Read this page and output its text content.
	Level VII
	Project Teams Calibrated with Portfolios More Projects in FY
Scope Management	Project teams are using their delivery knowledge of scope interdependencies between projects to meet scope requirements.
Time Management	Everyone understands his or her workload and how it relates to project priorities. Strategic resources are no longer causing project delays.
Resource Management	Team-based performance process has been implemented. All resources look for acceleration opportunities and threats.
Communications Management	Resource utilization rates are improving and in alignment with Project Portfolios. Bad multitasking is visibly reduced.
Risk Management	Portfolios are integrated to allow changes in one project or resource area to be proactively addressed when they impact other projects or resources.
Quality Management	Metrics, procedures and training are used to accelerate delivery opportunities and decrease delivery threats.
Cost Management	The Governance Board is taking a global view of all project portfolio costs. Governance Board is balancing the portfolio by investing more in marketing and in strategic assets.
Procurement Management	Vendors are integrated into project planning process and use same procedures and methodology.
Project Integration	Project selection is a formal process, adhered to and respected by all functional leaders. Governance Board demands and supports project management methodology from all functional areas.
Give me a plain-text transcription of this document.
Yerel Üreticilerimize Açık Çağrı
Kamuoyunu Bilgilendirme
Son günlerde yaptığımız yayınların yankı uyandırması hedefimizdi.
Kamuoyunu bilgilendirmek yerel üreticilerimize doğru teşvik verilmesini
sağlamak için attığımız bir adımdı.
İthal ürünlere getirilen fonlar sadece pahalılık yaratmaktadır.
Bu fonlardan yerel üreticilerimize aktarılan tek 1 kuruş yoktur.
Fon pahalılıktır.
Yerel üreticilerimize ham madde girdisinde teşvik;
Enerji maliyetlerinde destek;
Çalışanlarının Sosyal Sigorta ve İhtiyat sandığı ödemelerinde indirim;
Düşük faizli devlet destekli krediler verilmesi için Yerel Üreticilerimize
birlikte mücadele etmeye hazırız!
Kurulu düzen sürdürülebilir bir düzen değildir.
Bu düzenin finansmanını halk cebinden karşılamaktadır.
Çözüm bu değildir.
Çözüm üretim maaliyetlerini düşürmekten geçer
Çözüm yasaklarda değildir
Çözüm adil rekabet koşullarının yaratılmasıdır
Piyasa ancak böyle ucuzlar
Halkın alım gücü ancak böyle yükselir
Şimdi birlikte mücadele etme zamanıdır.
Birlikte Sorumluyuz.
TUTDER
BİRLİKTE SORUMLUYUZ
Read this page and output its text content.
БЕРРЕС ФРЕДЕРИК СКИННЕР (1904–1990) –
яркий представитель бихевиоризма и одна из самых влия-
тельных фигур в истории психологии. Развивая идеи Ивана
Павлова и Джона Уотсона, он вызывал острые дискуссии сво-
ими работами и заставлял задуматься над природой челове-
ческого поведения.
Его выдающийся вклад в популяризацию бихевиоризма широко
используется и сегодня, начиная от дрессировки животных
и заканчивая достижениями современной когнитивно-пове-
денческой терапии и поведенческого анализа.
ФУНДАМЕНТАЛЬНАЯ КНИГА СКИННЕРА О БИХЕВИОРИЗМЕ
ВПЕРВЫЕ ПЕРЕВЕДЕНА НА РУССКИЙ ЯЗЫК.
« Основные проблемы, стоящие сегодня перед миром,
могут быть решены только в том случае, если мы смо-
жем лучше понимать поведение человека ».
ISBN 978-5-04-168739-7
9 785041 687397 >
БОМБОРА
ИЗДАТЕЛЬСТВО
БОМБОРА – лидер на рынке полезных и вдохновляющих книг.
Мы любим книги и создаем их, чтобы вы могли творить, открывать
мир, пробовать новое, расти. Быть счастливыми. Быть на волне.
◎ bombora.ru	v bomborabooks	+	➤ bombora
-*-
▶ [Work to be completed]:
Repeat each entry word for word.

▶ [Task answer]:
Read this page and output its text content.
	Level VII
	Project Teams Calibrated with Portfolios More Projects in FY
Scope Management	Project teams are using their delivery knowledge of scope interdependencies between projects to meet scope requirements.
Time Management	Everyone understands his or her workload and how it relates to project priorities. Strategic resources are no longer causing project delays.
Resource Management	Team-based performance process has been implemented. All resources look for acceleration opportunities and threats.
Communications Management	Resource utilization rates are improving and in alignment with Project Portfolios. Bad multitasking is visibly reduced.
Risk Management	Portfolios are integrated to allow changes in one project or resource area to be proactively addressed when they impact other projects or resources.
Quality Management	Metrics, procedures and training are used to accelerate delivery opportunities and decrease delivery threats.
Cost Management	The Governance Board is taking a global view of all project portfolio costs. Governance Board is balancing the portfolio by investing more in marketing and in strategic assets.
Procurement Management	Vendors are integrated into project planning process and use same procedures and methodology.
Project Integration	Project selection is a formal process, adhered to and respected by all functional leaders. Governance Board demands and supports project management methodology from all functional areas.
Give me a plain-text transcription of this document.
Yerel Üreticilerimize Açık Çağrı
Kamuoyunu Bilgilendirme
Son günlerde yaptığımız yayınların yankı uyandırması hedefimizdi.
Kamuoyunu bilgilendirmek yerel üreticilerimize doğru teşvik verilmesini
sağlamak için attığımız bir adımdı.
İthal ürünlere getirilen fonlar sadece pahalılık yaratmaktadır.
Bu fonlardan yerel üreticilerimize aktarılan tek 1 kuruş yoktur.
Fon pahalılıktır.
Yerel üreticilerimize ham madde girdisinde teşvik;
Enerji maliyetlerinde destek;
Çalışanlarının Sosyal Sigorta ve İhtiyat sandığı ödemelerinde indirim;
Düşük faizli devlet destekli krediler verilmesi için Yerel Üreticilerimize
birlikte mücadele etmeye hazırız!
Kurulu düzen sürdürülebilir bir düzen değildir.
Bu düzenin finansmanını halk cebinden karşılamaktadır.
Çözüm bu değildir.
Çözüm üretim maaliyetlerini düşürmekten geçer
Çözüm yasaklarda değildir
Çözüm adil rekabet koşullarının yaratılmasıdır
Piyasa ancak böyle ucuzlar
Halkın alım gücü ancak böyle yükselir
Şimdi birlikte mücadele etme zamanıdır.
Birlikte Sorumluyuz.
TUTDER
BİRLİKTE SORUMLUYUZ
Read this page and output its text content.
БЕРРЕС ФРЕДЕРИК СКИННЕР (1904–1990) –
яркий представитель бихевиоризма и одна из самых влия-
тельных фигур в истории психологии. Развивая идеи Ивана
Павлова и Джона Уотсона, он вызывал острые дискуссии сво-
ими работами и заставлял задуматься над природой челове-
ческого поведения.
Его выдающийся вклад в популяризацию бихевиоризма широко
используется и сегодня, начиная от дрессировки животных
и заканчивая достижениями современной когнитивно-пове-
денческой терапии и поведенческого анализа.
ФУНДАМЕНТАЛЬНАЯ КНИГА СКИННЕРА О БИХЕВИОРИЗМЕ
ВПЕРВЫЕ ПЕРЕВЕДЕНА НА РУССКИЙ ЯЗЫК.
« Основные проблемы, стоящие сегодня перед миром,
могут быть решены только в том случае, если мы смо-
жем лучше понимать поведение человека ».
ISBN 978-5-04-168739-7
9 785041 687397 >
БОМБОРА
ИЗДАТЕЛЬСТВО
БОМБОРА – лидер на рынке полезных и вдохновляющих книг.
Мы любим книги и создаем их, чтобы вы могли творить, открывать
мир, пробовать новое, расти. Быть счастливыми. Быть на волне.
◎ bombora.ru	v bomborabooks	+	➤ bombora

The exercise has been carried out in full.